--- Aim ---
The entries that follow should be written out exactly.

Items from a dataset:

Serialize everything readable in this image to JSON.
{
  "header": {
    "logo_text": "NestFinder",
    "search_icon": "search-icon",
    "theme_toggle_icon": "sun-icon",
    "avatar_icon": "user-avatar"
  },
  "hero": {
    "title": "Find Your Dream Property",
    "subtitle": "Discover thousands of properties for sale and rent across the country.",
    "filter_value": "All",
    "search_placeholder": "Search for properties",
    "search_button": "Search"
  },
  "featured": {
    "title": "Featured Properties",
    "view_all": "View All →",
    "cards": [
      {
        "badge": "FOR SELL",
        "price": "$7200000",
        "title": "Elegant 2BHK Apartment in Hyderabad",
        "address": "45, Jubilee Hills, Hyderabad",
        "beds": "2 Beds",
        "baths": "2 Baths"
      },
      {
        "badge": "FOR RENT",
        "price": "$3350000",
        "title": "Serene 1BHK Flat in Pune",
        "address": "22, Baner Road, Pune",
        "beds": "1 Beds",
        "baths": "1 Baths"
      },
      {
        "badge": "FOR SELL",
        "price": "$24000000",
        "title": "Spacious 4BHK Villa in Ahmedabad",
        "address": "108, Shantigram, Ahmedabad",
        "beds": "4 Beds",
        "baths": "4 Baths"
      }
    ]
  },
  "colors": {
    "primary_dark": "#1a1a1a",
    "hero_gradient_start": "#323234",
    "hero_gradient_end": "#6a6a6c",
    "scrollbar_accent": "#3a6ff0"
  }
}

--- Complete response ---
Serialize everything readable in this image to JSON.
{
  "header": {
    "logo_text": "NestFinder",
    "search_icon": "search-icon",
    "theme_toggle_icon": "sun-icon",
    "avatar_icon": "user-avatar"
  },
  "hero": {
    "title": "Find Your Dream Property",
    "subtitle": "Discover thousands of properties for sale and rent across the country.",
    "filter_value": "All",
    "search_placeholder": "Search for properties",
    "search_button": "Search"
  },
  "featured": {
    "title": "Featured Properties",
    "view_all": "View All →",
    "cards": [
      {
        "badge": "FOR SELL",
        "price": "$7200000",
        "title": "Elegant 2BHK Apartment in Hyderabad",
        "address": "45, Jubilee Hills, Hyderabad",
        "beds": "2 Beds",
        "baths": "2 Baths"
      },
      {
        "badge": "FOR RENT",
        "price": "$3350000",
        "title": "Serene 1BHK Flat in Pune",
        "address": "22, Baner Road, Pune",
        "beds": "1 Beds",
        "baths": "1 Baths"
      },
      {
        "badge": "FOR SELL",
        "price": "$24000000",
        "title": "Spacious 4BHK Villa in Ahmedabad",
        "address": "108, Shantigram, Ahmedabad",
        "beds": "4 Beds",
        "baths": "4 Baths"
      }
    ]
  },
  "colors": {
    "primary_dark": "#1a1a1a",
    "hero_gradient_start": "#323234",
    "hero_gradient_end": "#6a6a6c",
    "scrollbar_accent": "#3a6ff0"
  }
}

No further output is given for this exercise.